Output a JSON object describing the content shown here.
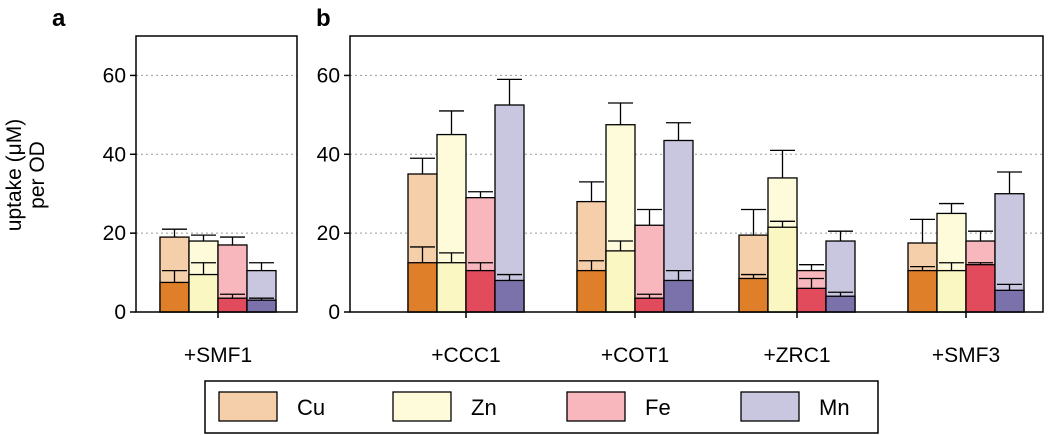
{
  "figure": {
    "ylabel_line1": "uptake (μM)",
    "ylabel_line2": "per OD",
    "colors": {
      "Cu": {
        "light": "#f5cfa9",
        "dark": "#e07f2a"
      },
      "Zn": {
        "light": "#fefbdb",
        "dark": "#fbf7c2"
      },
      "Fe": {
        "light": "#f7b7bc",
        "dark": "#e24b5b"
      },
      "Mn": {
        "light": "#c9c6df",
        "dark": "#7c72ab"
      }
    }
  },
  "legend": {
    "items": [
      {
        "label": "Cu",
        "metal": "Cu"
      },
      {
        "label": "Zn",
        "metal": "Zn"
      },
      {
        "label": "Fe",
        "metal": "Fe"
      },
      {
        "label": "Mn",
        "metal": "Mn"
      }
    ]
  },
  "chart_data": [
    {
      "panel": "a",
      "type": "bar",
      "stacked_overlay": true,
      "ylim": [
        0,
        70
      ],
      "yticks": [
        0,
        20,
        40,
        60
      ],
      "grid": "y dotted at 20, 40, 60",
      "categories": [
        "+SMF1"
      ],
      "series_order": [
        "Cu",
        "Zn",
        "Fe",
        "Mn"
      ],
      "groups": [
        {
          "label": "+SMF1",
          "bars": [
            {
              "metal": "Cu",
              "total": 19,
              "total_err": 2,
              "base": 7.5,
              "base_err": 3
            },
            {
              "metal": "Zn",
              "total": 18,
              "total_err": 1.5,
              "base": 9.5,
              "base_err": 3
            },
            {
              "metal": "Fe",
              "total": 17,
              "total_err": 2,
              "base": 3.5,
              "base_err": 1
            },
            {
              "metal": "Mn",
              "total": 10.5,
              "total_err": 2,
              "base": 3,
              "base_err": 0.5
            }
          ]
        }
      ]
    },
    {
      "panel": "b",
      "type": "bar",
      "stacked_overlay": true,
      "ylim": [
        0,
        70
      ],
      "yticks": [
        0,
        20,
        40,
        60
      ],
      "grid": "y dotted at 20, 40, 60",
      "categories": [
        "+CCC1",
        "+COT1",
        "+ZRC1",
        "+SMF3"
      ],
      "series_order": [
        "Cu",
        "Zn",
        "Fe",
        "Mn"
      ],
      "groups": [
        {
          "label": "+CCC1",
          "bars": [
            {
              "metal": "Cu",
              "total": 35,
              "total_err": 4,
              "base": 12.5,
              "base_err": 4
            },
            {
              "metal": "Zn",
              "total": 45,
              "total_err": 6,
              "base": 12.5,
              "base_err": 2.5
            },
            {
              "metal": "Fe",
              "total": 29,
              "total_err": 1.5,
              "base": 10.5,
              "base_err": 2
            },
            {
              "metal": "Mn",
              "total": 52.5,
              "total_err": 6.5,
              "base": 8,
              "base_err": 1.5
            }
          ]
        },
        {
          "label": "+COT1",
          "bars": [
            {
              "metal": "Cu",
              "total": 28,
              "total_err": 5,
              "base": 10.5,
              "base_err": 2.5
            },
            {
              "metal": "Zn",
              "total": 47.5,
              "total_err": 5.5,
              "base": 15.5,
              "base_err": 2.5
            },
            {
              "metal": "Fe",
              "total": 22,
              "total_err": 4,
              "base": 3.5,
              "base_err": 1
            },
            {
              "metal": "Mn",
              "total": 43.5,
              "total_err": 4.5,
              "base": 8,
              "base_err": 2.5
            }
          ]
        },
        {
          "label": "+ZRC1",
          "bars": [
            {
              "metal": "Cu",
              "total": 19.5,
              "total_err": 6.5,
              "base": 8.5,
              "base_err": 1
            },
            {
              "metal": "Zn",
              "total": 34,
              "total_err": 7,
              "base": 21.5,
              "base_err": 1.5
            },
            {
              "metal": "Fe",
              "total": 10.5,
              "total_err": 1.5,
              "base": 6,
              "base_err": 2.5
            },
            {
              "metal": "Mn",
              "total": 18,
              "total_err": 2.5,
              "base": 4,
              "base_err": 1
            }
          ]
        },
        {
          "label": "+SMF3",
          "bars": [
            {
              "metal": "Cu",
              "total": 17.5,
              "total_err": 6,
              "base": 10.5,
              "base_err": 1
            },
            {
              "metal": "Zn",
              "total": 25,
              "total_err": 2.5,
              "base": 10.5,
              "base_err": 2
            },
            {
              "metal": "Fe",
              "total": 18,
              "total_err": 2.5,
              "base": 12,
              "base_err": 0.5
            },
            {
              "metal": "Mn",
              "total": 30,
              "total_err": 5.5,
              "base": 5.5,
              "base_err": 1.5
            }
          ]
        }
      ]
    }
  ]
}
++++++
_Short exercise_: Make a word-for-word copy of the entries, without any pictures.

_Output for this task_:
Output a JSON object describing the content shown here.
{
  "figure": {
    "ylabel_line1": "uptake (μM)",
    "ylabel_line2": "per OD",
    "colors": {
      "Cu": {
        "light": "#f5cfa9",
        "dark": "#e07f2a"
      },
      "Zn": {
        "light": "#fefbdb",
        "dark": "#fbf7c2"
      },
      "Fe": {
        "light": "#f7b7bc",
        "dark": "#e24b5b"
      },
      "Mn": {
        "light": "#c9c6df",
        "dark": "#7c72ab"
      }
    }
  },
  "legend": {
    "items": [
      {
        "label": "Cu",
        "metal": "Cu"
      },
      {
        "label": "Zn",
        "metal": "Zn"
      },
      {
        "label": "Fe",
        "metal": "Fe"
      },
      {
        "label": "Mn",
        "metal": "Mn"
      }
    ]
  },
  "chart_data": [
    {
      "panel": "a",
      "type": "bar",
      "stacked_overlay": true,
      "ylim": [
        0,
        70
      ],
      "yticks": [
        0,
        20,
        40,
        60
      ],
      "grid": "y dotted at 20, 40, 60",
      "categories": [
        "+SMF1"
      ],
      "series_order": [
        "Cu",
        "Zn",
        "Fe",
        "Mn"
      ],
      "groups": [
        {
          "label": "+SMF1",
          "bars": [
            {
              "metal": "Cu",
              "total": 19,
              "total_err": 2,
              "base": 7.5,
              "base_err": 3
            },
            {
              "metal": "Zn",
              "total": 18,
              "total_err": 1.5,
              "base": 9.5,
              "base_err": 3
            },
            {
              "metal": "Fe",
              "total": 17,
              "total_err": 2,
              "base": 3.5,
              "base_err": 1
            },
            {
              "metal": "Mn",
              "total": 10.5,
              "total_err": 2,
              "base": 3,
              "base_err": 0.5
            }
          ]
        }
      ]
    },
    {
      "panel": "b",
      "type": "bar",
      "stacked_overlay": true,
      "ylim": [
        0,
        70
      ],
      "yticks": [
        0,
        20,
        40,
        60
      ],
      "grid": "y dotted at 20, 40, 60",
      "categories": [
        "+CCC1",
        "+COT1",
        "+ZRC1",
        "+SMF3"
      ],
      "series_order": [
        "Cu",
        "Zn",
        "Fe",
        "Mn"
      ],
      "groups": [
        {
          "label": "+CCC1",
          "bars": [
            {
              "metal": "Cu",
              "total": 35,
              "total_err": 4,
              "base": 12.5,
              "base_err": 4
            },
            {
              "metal": "Zn",
              "total": 45,
              "total_err": 6,
              "base": 12.5,
              "base_err": 2.5
            },
            {
              "metal": "Fe",
              "total": 29,
              "total_err": 1.5,
              "base": 10.5,
              "base_err": 2
            },
            {
              "metal": "Mn",
              "total": 52.5,
              "total_err": 6.5,
              "base": 8,
              "base_err": 1.5
            }
          ]
        },
        {
          "label": "+COT1",
          "bars": [
            {
              "metal": "Cu",
              "total": 28,
              "total_err": 5,
              "base": 10.5,
              "base_err": 2.5
            },
            {
              "metal": "Zn",
              "total": 47.5,
              "total_err": 5.5,
              "base": 15.5,
              "base_err": 2.5
            },
            {
              "metal": "Fe",
              "total": 22,
              "total_err": 4,
              "base": 3.5,
              "base_err": 1
            },
            {
              "metal": "Mn",
              "total": 43.5,
              "total_err": 4.5,
              "base": 8,
              "base_err": 2.5
            }
          ]
        },
        {
          "label": "+ZRC1",
          "bars": [
            {
              "metal": "Cu",
              "total": 19.5,
              "total_err": 6.5,
              "base": 8.5,
              "base_err": 1
            },
            {
              "metal": "Zn",
              "total": 34,
              "total_err": 7,
              "base": 21.5,
              "base_err": 1.5
            },
            {
              "metal": "Fe",
              "total": 10.5,
              "total_err": 1.5,
              "base": 6,
              "base_err": 2.5
            },
            {
              "metal": "Mn",
              "total": 18,
              "total_err": 2.5,
              "base": 4,
              "base_err": 1
            }
          ]
        },
        {
          "label": "+SMF3",
          "bars": [
            {
              "metal": "Cu",
              "total": 17.5,
              "total_err": 6,
              "base": 10.5,
              "base_err": 1
            },
            {
              "metal": "Zn",
              "total": 25,
              "total_err": 2.5,
              "base": 10.5,
              "base_err": 2
            },
            {
              "metal": "Fe",
              "total": 18,
              "total_err": 2.5,
              "base": 12,
              "base_err": 0.5
            },
            {
              "metal": "Mn",
              "total": 30,
              "total_err": 5.5,
              "base": 5.5,
              "base_err": 1.5
            }
          ]
        }
      ]
    }
  ]
}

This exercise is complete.